• Given records:
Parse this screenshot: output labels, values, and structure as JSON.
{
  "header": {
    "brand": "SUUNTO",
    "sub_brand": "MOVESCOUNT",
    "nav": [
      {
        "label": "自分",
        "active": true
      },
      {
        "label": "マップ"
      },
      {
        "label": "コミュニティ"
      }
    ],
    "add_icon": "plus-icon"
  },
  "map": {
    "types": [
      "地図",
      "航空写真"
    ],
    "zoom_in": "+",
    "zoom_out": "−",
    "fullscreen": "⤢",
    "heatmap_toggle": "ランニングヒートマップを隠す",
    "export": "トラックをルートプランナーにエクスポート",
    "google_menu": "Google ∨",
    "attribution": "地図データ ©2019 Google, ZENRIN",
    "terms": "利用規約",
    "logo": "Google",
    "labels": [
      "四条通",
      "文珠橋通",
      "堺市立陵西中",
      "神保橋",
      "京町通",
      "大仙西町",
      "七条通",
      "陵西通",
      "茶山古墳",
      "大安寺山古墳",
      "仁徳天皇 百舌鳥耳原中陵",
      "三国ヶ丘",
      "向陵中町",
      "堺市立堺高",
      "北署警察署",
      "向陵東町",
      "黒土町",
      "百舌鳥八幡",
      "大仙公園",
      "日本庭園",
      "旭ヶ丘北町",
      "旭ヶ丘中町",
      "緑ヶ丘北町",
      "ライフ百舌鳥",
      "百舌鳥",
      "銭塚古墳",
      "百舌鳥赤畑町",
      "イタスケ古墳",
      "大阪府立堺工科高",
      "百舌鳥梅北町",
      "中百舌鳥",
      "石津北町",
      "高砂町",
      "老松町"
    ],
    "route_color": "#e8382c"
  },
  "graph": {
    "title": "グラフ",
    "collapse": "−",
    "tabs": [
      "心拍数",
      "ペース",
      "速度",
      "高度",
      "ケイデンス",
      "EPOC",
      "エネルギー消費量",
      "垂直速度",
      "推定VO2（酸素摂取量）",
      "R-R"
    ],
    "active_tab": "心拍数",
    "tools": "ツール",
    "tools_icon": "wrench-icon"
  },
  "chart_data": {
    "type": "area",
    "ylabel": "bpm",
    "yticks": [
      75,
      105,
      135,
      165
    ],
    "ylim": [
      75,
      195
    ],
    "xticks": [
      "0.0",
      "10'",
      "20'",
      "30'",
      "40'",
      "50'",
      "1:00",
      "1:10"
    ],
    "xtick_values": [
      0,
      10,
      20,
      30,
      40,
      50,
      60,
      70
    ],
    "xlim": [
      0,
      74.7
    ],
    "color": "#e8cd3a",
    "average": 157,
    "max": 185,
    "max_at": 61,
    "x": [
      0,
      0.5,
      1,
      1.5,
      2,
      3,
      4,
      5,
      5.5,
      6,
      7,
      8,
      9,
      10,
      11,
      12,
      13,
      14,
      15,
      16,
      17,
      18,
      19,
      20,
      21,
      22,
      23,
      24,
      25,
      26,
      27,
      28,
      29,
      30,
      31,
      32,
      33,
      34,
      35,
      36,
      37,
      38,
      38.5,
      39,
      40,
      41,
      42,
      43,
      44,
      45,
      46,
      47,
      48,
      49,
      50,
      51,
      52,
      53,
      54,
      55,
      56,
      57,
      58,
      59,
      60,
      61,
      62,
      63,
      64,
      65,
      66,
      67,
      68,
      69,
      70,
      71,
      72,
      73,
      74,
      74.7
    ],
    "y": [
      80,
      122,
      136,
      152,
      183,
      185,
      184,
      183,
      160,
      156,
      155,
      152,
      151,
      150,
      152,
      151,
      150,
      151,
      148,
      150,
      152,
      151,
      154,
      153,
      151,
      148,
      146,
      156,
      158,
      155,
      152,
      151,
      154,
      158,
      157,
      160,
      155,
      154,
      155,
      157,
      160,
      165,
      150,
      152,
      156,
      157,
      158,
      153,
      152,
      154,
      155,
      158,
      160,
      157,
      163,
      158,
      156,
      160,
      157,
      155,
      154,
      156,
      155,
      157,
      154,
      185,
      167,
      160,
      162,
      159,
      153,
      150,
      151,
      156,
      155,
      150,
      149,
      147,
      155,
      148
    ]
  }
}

• What is required: Write out every entry word for word.

• Solution below:
Parse this screenshot: output labels, values, and structure as JSON.
{
  "header": {
    "brand": "SUUNTO",
    "sub_brand": "MOVESCOUNT",
    "nav": [
      {
        "label": "自分",
        "active": true
      },
      {
        "label": "マップ"
      },
      {
        "label": "コミュニティ"
      }
    ],
    "add_icon": "plus-icon"
  },
  "map": {
    "types": [
      "地図",
      "航空写真"
    ],
    "zoom_in": "+",
    "zoom_out": "−",
    "fullscreen": "⤢",
    "heatmap_toggle": "ランニングヒートマップを隠す",
    "export": "トラックをルートプランナーにエクスポート",
    "google_menu": "Google ∨",
    "attribution": "地図データ ©2019 Google, ZENRIN",
    "terms": "利用規約",
    "logo": "Google",
    "labels": [
      "四条通",
      "文珠橋通",
      "堺市立陵西中",
      "神保橋",
      "京町通",
      "大仙西町",
      "七条通",
      "陵西通",
      "茶山古墳",
      "大安寺山古墳",
      "仁徳天皇 百舌鳥耳原中陵",
      "三国ヶ丘",
      "向陵中町",
      "堺市立堺高",
      "北署警察署",
      "向陵東町",
      "黒土町",
      "百舌鳥八幡",
      "大仙公園",
      "日本庭園",
      "旭ヶ丘北町",
      "旭ヶ丘中町",
      "緑ヶ丘北町",
      "ライフ百舌鳥",
      "百舌鳥",
      "銭塚古墳",
      "百舌鳥赤畑町",
      "イタスケ古墳",
      "大阪府立堺工科高",
      "百舌鳥梅北町",
      "中百舌鳥",
      "石津北町",
      "高砂町",
      "老松町"
    ],
    "route_color": "#e8382c"
  },
  "graph": {
    "title": "グラフ",
    "collapse": "−",
    "tabs": [
      "心拍数",
      "ペース",
      "速度",
      "高度",
      "ケイデンス",
      "EPOC",
      "エネルギー消費量",
      "垂直速度",
      "推定VO2（酸素摂取量）",
      "R-R"
    ],
    "active_tab": "心拍数",
    "tools": "ツール",
    "tools_icon": "wrench-icon"
  },
  "chart_data": {
    "type": "area",
    "ylabel": "bpm",
    "yticks": [
      75,
      105,
      135,
      165
    ],
    "ylim": [
      75,
      195
    ],
    "xticks": [
      "0.0",
      "10'",
      "20'",
      "30'",
      "40'",
      "50'",
      "1:00",
      "1:10"
    ],
    "xtick_values": [
      0,
      10,
      20,
      30,
      40,
      50,
      60,
      70
    ],
    "xlim": [
      0,
      74.7
    ],
    "color": "#e8cd3a",
    "average": 157,
    "max": 185,
    "max_at": 61,
    "x": [
      0,
      0.5,
      1,
      1.5,
      2,
      3,
      4,
      5,
      5.5,
      6,
      7,
      8,
      9,
      10,
      11,
      12,
      13,
      14,
      15,
      16,
      17,
      18,
      19,
      20,
      21,
      22,
      23,
      24,
      25,
      26,
      27,
      28,
      29,
      30,
      31,
      32,
      33,
      34,
      35,
      36,
      37,
      38,
      38.5,
      39,
      40,
      41,
      42,
      43,
      44,
      45,
      46,
      47,
      48,
      49,
      50,
      51,
      52,
      53,
      54,
      55,
      56,
      57,
      58,
      59,
      60,
      61,
      62,
      63,
      64,
      65,
      66,
      67,
      68,
      69,
      70,
      71,
      72,
      73,
      74,
      74.7
    ],
    "y": [
      80,
      122,
      136,
      152,
      183,
      185,
      184,
      183,
      160,
      156,
      155,
      152,
      151,
      150,
      152,
      151,
      150,
      151,
      148,
      150,
      152,
      151,
      154,
      153,
      151,
      148,
      146,
      156,
      158,
      155,
      152,
      151,
      154,
      158,
      157,
      160,
      155,
      154,
      155,
      157,
      160,
      165,
      150,
      152,
      156,
      157,
      158,
      153,
      152,
      154,
      155,
      158,
      160,
      157,
      163,
      158,
      156,
      160,
      157,
      155,
      154,
      156,
      155,
      157,
      154,
      185,
      167,
      160,
      162,
      159,
      153,
      150,
      151,
      156,
      155,
      150,
      149,
      147,
      155,
      148
    ]
  }
}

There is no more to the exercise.